------ Entries

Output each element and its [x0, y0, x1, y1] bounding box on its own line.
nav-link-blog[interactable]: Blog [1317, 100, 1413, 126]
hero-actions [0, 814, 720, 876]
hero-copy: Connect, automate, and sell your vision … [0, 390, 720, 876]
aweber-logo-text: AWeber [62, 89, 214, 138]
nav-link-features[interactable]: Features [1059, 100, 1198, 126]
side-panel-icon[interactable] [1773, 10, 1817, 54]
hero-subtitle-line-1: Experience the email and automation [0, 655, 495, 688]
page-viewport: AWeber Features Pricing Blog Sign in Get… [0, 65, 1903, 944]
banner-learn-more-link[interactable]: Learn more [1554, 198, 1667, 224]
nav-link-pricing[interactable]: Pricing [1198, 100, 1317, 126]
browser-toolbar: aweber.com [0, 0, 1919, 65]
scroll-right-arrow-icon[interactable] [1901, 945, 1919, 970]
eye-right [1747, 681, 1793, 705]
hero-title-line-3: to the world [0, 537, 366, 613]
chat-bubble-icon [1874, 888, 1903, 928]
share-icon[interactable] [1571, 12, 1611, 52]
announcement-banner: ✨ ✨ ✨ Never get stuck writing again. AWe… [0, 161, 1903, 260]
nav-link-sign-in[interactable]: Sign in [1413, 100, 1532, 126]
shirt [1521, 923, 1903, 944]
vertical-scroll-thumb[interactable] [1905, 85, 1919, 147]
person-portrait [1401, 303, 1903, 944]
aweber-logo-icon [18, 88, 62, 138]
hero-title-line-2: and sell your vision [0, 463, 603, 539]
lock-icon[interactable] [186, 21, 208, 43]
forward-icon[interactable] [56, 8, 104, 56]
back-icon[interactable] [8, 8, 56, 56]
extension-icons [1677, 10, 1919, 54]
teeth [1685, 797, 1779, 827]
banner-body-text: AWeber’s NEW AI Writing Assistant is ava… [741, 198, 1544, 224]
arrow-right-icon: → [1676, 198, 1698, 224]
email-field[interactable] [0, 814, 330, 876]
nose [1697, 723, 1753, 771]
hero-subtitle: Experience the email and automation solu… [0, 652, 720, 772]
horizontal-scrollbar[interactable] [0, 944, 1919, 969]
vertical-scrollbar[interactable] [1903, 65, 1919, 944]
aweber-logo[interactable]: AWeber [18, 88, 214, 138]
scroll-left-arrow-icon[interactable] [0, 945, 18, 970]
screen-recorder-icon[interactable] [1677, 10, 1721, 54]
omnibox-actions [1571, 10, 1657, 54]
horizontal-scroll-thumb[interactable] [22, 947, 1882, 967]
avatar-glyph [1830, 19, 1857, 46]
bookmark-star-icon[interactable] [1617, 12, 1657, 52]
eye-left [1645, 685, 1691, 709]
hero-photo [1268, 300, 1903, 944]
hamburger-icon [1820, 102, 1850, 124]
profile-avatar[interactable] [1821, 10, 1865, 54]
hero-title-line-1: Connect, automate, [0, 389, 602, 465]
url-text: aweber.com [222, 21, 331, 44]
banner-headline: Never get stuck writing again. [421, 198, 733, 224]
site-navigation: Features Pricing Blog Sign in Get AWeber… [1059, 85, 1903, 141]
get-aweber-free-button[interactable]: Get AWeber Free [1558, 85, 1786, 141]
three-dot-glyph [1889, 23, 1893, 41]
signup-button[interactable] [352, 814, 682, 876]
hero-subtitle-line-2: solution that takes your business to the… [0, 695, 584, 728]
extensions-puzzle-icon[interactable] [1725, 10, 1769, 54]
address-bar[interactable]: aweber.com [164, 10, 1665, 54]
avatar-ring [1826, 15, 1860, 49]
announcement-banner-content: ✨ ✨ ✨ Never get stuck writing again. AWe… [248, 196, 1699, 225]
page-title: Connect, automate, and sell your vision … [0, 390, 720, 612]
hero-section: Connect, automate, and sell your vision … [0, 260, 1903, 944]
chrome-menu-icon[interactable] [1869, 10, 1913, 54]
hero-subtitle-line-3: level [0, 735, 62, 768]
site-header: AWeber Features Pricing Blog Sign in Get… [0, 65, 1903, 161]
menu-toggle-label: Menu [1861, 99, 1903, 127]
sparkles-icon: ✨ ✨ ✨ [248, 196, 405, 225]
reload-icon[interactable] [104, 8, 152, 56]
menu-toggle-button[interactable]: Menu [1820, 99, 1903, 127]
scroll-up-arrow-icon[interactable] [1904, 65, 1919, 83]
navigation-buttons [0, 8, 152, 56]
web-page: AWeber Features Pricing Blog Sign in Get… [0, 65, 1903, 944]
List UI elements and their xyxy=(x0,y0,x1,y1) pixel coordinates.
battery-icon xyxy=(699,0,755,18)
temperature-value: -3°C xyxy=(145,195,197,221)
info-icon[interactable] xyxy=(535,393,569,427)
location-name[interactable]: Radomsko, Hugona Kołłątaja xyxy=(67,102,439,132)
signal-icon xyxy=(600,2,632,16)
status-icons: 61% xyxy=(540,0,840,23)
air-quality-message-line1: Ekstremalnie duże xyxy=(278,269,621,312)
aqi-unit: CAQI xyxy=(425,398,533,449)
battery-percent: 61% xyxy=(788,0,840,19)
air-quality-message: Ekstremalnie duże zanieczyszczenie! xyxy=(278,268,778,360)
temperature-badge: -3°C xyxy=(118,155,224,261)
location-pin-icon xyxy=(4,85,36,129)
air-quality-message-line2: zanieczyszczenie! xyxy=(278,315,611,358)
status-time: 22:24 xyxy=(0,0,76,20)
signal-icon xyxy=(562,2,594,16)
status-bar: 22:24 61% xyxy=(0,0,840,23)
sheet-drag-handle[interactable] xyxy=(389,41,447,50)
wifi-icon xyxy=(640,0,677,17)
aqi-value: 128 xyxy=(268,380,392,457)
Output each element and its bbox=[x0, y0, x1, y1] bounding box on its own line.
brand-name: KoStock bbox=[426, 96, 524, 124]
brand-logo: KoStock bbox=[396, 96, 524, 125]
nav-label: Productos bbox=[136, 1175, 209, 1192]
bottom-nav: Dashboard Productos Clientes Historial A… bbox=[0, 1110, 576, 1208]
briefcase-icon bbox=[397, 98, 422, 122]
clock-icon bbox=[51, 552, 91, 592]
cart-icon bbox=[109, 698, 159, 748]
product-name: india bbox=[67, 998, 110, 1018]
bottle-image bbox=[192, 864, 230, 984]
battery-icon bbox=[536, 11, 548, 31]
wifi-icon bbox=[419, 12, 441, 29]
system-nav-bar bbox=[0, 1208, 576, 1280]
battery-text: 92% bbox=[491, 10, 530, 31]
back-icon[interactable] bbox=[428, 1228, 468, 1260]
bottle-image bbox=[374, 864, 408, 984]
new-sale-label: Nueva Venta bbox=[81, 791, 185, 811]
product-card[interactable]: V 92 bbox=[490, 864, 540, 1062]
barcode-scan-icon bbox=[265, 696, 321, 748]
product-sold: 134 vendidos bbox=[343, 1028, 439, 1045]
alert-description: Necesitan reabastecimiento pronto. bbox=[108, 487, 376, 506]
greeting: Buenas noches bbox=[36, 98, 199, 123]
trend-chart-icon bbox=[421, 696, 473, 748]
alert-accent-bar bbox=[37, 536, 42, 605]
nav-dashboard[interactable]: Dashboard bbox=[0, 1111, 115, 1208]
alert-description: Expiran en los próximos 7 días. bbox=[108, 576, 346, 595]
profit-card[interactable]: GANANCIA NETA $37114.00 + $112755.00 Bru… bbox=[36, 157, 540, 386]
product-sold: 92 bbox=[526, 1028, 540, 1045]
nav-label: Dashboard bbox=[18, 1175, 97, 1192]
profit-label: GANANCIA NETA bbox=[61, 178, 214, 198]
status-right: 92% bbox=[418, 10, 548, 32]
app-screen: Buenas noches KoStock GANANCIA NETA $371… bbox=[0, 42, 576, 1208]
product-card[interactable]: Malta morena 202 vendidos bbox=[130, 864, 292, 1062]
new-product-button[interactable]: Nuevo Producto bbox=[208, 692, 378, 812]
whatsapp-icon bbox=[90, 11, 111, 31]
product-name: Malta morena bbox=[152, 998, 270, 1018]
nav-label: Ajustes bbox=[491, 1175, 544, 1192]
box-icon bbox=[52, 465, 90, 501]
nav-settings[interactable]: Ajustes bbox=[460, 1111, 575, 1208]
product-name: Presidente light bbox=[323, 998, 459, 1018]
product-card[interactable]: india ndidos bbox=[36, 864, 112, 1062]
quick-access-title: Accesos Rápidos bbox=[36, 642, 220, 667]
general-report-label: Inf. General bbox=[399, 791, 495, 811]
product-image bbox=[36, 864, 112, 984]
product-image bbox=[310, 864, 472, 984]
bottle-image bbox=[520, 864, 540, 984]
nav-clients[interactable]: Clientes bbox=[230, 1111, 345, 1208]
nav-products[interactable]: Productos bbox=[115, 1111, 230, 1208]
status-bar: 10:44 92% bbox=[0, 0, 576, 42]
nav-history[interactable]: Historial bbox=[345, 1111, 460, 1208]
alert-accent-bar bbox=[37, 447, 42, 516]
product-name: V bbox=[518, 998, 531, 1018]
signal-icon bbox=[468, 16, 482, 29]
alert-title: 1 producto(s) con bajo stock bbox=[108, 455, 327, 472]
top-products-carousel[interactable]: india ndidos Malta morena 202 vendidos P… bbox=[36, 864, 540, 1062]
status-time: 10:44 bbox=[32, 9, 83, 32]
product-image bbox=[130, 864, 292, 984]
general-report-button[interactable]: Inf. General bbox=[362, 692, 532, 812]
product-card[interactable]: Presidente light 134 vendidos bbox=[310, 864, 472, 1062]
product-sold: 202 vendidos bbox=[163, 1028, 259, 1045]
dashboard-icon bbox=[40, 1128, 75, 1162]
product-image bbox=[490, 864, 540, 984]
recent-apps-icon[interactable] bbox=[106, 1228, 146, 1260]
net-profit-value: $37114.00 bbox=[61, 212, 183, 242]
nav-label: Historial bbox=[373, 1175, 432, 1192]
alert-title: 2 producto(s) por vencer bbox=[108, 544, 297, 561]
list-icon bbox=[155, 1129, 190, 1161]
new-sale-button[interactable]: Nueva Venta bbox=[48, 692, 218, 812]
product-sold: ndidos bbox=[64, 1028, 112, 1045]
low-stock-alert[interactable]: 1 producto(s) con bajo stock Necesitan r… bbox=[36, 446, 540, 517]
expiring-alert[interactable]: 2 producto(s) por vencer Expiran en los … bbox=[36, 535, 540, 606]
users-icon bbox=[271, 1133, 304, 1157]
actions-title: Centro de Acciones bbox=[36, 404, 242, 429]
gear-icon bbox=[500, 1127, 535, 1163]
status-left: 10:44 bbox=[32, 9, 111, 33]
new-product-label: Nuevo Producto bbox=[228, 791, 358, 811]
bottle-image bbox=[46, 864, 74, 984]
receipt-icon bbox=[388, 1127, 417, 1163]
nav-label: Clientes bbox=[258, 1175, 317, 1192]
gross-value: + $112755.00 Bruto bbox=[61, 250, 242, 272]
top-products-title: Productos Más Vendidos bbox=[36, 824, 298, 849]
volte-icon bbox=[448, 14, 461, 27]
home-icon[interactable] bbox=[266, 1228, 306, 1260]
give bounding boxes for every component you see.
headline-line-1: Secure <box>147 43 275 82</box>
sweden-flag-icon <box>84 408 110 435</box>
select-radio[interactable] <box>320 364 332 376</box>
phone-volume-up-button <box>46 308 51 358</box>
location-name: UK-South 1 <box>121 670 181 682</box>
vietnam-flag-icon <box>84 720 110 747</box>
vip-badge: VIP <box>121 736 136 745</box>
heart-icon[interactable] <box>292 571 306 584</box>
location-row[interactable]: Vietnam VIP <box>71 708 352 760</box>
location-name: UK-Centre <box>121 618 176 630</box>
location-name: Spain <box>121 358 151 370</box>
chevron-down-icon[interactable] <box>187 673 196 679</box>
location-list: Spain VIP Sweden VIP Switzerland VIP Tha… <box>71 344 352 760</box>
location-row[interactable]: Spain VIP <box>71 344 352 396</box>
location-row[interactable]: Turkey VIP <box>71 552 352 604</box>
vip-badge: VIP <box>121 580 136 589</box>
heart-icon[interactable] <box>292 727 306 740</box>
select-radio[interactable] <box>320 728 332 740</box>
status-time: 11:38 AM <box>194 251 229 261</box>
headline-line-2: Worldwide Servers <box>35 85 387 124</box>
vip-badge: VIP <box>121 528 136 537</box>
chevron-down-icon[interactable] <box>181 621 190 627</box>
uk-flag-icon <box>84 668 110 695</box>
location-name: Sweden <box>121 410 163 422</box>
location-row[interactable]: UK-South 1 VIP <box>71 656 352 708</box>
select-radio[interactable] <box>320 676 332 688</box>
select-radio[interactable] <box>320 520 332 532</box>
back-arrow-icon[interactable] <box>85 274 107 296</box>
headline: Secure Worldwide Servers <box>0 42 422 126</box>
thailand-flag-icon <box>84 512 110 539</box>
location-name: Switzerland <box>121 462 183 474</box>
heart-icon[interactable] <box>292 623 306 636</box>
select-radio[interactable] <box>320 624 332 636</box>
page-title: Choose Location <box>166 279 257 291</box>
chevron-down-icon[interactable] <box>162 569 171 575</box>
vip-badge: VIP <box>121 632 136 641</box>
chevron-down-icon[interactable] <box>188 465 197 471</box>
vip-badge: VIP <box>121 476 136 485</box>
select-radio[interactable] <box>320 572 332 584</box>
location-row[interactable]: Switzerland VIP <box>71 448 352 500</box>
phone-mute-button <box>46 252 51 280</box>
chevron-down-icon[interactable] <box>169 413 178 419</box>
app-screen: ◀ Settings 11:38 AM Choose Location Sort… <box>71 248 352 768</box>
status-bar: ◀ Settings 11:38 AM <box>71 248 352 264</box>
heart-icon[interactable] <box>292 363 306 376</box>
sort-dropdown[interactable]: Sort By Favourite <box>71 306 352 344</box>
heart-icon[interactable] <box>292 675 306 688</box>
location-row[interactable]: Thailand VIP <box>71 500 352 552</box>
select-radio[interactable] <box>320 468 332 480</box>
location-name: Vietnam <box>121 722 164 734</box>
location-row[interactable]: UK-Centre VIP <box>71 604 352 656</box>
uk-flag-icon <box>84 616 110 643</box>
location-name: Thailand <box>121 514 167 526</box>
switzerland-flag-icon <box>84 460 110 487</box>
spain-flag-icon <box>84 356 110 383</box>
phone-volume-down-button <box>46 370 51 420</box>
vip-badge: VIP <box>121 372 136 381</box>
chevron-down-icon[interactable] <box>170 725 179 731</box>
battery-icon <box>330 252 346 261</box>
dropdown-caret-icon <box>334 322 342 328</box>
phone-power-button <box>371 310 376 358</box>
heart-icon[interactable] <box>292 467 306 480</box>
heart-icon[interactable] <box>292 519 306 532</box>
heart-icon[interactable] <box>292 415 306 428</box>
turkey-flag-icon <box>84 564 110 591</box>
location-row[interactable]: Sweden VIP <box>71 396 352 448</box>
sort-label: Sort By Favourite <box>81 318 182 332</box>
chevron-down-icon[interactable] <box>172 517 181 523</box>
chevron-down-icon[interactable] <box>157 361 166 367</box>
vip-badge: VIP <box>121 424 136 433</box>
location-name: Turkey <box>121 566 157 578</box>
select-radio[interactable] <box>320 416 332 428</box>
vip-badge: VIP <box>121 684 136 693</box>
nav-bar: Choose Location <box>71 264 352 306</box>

------------

- Requirements
Extract, verbatim, the part of the listing that opens with its first line and closes with the line containing "shirt [1521, 923, 1903, 944]", both ends included.

- Exercise solution
Output each element and its [x0, y0, x1, y1] bounding box on its own line.
nav-link-blog[interactable]: Blog [1317, 100, 1413, 126]
hero-actions [0, 814, 720, 876]
hero-copy: Connect, automate, and sell your vision … [0, 390, 720, 876]
aweber-logo-text: AWeber [62, 89, 214, 138]
nav-link-features[interactable]: Features [1059, 100, 1198, 126]
side-panel-icon[interactable] [1773, 10, 1817, 54]
hero-subtitle-line-1: Experience the email and automation [0, 655, 495, 688]
page-viewport: AWeber Features Pricing Blog Sign in Get… [0, 65, 1903, 944]
banner-learn-more-link[interactable]: Learn more [1554, 198, 1667, 224]
nav-link-pricing[interactable]: Pricing [1198, 100, 1317, 126]
browser-toolbar: aweber.com [0, 0, 1919, 65]
scroll-right-arrow-icon[interactable] [1901, 945, 1919, 970]
eye-right [1747, 681, 1793, 705]
hero-title-line-3: to the world [0, 537, 366, 613]
chat-bubble-icon [1874, 888, 1903, 928]
share-icon[interactable] [1571, 12, 1611, 52]
announcement-banner: ✨ ✨ ✨ Never get stuck writing again. AWe… [0, 161, 1903, 260]
nav-link-sign-in[interactable]: Sign in [1413, 100, 1532, 126]
shirt [1521, 923, 1903, 944]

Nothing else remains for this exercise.